(Stored dataset items)

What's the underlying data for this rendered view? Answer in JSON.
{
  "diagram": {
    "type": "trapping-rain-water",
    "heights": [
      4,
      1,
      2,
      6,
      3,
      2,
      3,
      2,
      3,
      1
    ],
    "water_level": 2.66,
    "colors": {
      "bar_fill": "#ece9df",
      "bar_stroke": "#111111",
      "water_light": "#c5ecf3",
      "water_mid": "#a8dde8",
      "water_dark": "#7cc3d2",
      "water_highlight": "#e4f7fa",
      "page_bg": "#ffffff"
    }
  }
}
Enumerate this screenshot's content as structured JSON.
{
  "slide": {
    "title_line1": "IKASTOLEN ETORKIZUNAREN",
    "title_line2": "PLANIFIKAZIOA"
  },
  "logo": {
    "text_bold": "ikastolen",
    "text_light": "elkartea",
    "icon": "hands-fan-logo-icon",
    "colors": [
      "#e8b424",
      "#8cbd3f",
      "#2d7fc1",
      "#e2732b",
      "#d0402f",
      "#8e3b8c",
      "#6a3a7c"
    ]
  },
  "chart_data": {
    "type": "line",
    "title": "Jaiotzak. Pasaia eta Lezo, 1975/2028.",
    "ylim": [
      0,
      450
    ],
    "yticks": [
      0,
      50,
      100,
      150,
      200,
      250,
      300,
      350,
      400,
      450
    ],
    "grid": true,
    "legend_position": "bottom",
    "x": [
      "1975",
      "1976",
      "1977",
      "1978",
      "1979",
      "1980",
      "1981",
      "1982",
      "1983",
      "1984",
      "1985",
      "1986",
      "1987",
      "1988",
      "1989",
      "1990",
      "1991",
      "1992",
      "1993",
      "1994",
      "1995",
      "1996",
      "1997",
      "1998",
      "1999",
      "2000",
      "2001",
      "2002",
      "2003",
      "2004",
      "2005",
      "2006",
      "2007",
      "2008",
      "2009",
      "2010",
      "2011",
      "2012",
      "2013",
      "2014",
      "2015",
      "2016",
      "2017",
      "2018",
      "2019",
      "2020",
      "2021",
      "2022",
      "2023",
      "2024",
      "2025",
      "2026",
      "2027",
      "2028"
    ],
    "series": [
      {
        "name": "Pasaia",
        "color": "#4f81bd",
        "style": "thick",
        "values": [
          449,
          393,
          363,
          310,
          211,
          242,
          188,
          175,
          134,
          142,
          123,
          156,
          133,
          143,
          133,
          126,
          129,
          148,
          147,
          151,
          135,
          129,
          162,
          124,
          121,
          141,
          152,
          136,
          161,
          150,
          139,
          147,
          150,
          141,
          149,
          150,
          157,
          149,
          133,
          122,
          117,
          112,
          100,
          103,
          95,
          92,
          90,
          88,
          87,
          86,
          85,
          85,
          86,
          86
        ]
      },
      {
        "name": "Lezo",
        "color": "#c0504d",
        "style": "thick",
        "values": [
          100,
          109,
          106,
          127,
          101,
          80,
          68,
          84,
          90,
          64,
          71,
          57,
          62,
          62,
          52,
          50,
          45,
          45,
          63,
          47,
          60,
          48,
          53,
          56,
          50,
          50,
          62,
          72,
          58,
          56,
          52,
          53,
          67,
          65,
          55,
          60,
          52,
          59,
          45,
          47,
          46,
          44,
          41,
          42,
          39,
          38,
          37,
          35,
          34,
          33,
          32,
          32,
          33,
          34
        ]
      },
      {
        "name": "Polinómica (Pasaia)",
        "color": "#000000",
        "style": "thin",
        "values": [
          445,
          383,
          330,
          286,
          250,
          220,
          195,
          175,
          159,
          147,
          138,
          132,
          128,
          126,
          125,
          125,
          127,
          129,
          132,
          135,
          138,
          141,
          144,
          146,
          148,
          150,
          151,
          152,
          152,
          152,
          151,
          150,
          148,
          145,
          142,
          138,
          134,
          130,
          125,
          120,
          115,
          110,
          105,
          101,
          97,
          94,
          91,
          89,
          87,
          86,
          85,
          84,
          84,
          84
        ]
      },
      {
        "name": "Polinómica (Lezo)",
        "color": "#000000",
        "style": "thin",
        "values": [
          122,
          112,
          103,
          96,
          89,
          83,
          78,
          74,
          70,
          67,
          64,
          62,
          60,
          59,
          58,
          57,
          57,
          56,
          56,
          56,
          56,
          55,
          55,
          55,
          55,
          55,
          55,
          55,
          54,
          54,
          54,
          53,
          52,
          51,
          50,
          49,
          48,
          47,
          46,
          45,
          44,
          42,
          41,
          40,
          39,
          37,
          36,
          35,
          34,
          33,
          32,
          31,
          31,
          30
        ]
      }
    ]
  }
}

> _What to produce_
The records above are to be repeated exactly, in their entirety.

> _Task response_
What's the underlying data for this rendered view? Answer in JSON.
{
  "diagram": {
    "type": "trapping-rain-water",
    "heights": [
      4,
      1,
      2,
      6,
      3,
      2,
      3,
      2,
      3,
      1
    ],
    "water_level": 2.66,
    "colors": {
      "bar_fill": "#ece9df",
      "bar_stroke": "#111111",
      "water_light": "#c5ecf3",
      "water_mid": "#a8dde8",
      "water_dark": "#7cc3d2",
      "water_highlight": "#e4f7fa",
      "page_bg": "#ffffff"
    }
  }
}
Enumerate this screenshot's content as structured JSON.
{
  "slide": {
    "title_line1": "IKASTOLEN ETORKIZUNAREN",
    "title_line2": "PLANIFIKAZIOA"
  },
  "logo": {
    "text_bold": "ikastolen",
    "text_light": "elkartea",
    "icon": "hands-fan-logo-icon",
    "colors": [
      "#e8b424",
      "#8cbd3f",
      "#2d7fc1",
      "#e2732b",
      "#d0402f",
      "#8e3b8c",
      "#6a3a7c"
    ]
  },
  "chart_data": {
    "type": "line",
    "title": "Jaiotzak. Pasaia eta Lezo, 1975/2028.",
    "ylim": [
      0,
      450
    ],
    "yticks": [
      0,
      50,
      100,
      150,
      200,
      250,
      300,
      350,
      400,
      450
    ],
    "grid": true,
    "legend_position": "bottom",
    "x": [
      "1975",
      "1976",
      "1977",
      "1978",
      "1979",
      "1980",
      "1981",
      "1982",
      "1983",
      "1984",
      "1985",
      "1986",
      "1987",
      "1988",
      "1989",
      "1990",
      "1991",
      "1992",
      "1993",
      "1994",
      "1995",
      "1996",
      "1997",
      "1998",
      "1999",
      "2000",
      "2001",
      "2002",
      "2003",
      "2004",
      "2005",
      "2006",
      "2007",
      "2008",
      "2009",
      "2010",
      "2011",
      "2012",
      "2013",
      "2014",
      "2015",
      "2016",
      "2017",
      "2018",
      "2019",
      "2020",
      "2021",
      "2022",
      "2023",
      "2024",
      "2025",
      "2026",
      "2027",
      "2028"
    ],
    "series": [
      {
        "name": "Pasaia",
        "color": "#4f81bd",
        "style": "thick",
        "values": [
          449,
          393,
          363,
          310,
          211,
          242,
          188,
          175,
          134,
          142,
          123,
          156,
          133,
          143,
          133,
          126,
          129,
          148,
          147,
          151,
          135,
          129,
          162,
          124,
          121,
          141,
          152,
          136,
          161,
          150,
          139,
          147,
          150,
          141,
          149,
          150,
          157,
          149,
          133,
          122,
          117,
          112,
          100,
          103,
          95,
          92,
          90,
          88,
          87,
          86,
          85,
          85,
          86,
          86
        ]
      },
      {
        "name": "Lezo",
        "color": "#c0504d",
        "style": "thick",
        "values": [
          100,
          109,
          106,
          127,
          101,
          80,
          68,
          84,
          90,
          64,
          71,
          57,
          62,
          62,
          52,
          50,
          45,
          45,
          63,
          47,
          60,
          48,
          53,
          56,
          50,
          50,
          62,
          72,
          58,
          56,
          52,
          53,
          67,
          65,
          55,
          60,
          52,
          59,
          45,
          47,
          46,
          44,
          41,
          42,
          39,
          38,
          37,
          35,
          34,
          33,
          32,
          32,
          33,
          34
        ]
      },
      {
        "name": "Polinómica (Pasaia)",
        "color": "#000000",
        "style": "thin",
        "values": [
          445,
          383,
          330,
          286,
          250,
          220,
          195,
          175,
          159,
          147,
          138,
          132,
          128,
          126,
          125,
          125,
          127,
          129,
          132,
          135,
          138,
          141,
          144,
          146,
          148,
          150,
          151,
          152,
          152,
          152,
          151,
          150,
          148,
          145,
          142,
          138,
          134,
          130,
          125,
          120,
          115,
          110,
          105,
          101,
          97,
          94,
          91,
          89,
          87,
          86,
          85,
          84,
          84,
          84
        ]
      },
      {
        "name": "Polinómica (Lezo)",
        "color": "#000000",
        "style": "thin",
        "values": [
          122,
          112,
          103,
          96,
          89,
          83,
          78,
          74,
          70,
          67,
          64,
          62,
          60,
          59,
          58,
          57,
          57,
          56,
          56,
          56,
          56,
          55,
          55,
          55,
          55,
          55,
          55,
          55,
          54,
          54,
          54,
          53,
          52,
          51,
          50,
          49,
          48,
          47,
          46,
          45,
          44,
          42,
          41,
          40,
          39,
          37,
          36,
          35,
          34,
          33,
          32,
          31,
          31,
          30
        ]
      }
    ]
  }
}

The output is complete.